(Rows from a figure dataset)
◆ ◆ ◆

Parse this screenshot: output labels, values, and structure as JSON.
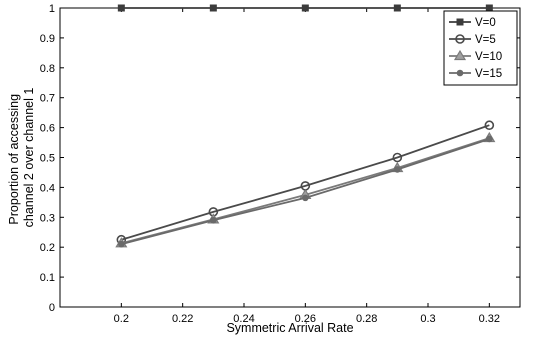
{
  "chart_data": {
    "type": "line",
    "title": "",
    "xlabel": "Symmetric Arrival Rate",
    "ylabel_lines": [
      "Proportion of accessing",
      "channel 2 over channel 1"
    ],
    "xlim": [
      0.18,
      0.33
    ],
    "ylim": [
      0,
      1
    ],
    "x_ticks": [
      0.2,
      0.22,
      0.24,
      0.26,
      0.28,
      0.3,
      0.32
    ],
    "x_tick_labels": [
      "0.2",
      "0.22",
      "0.24",
      "0.26",
      "0.28",
      "0.3",
      "0.32"
    ],
    "y_ticks": [
      0,
      0.1,
      0.2,
      0.3,
      0.4,
      0.5,
      0.6,
      0.7,
      0.8,
      0.9,
      1
    ],
    "y_tick_labels": [
      "0",
      "0.1",
      "0.2",
      "0.3",
      "0.4",
      "0.5",
      "0.6",
      "0.7",
      "0.8",
      "0.9",
      "1"
    ],
    "grid": false,
    "legend_position": "top-right",
    "x": [
      0.2,
      0.23,
      0.26,
      0.29,
      0.32
    ],
    "series": [
      {
        "name": "V=0",
        "values": [
          1.0,
          1.0,
          1.0,
          1.0,
          1.0
        ],
        "marker": "square",
        "color": "#3c3c3c"
      },
      {
        "name": "V=5",
        "values": [
          0.225,
          0.318,
          0.405,
          0.5,
          0.608
        ],
        "marker": "circle",
        "color": "#4a4a4a"
      },
      {
        "name": "V=10",
        "values": [
          0.213,
          0.293,
          0.375,
          0.465,
          0.565
        ],
        "marker": "triangle",
        "color": "#7a7a7a"
      },
      {
        "name": "V=15",
        "values": [
          0.21,
          0.29,
          0.365,
          0.46,
          0.562
        ],
        "marker": "dot",
        "color": "#6a6a6a"
      }
    ]
  }
}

◆ ◆ ◆

> [YOUR OBJECTIVE]
Copy every line above in which the string "color" shows up.

> [ANSWER TO THIS TASK]
        "color": "#3c3c3c"
        "color": "#4a4a4a"
        "color": "#7a7a7a"
        "color": "#6a6a6a"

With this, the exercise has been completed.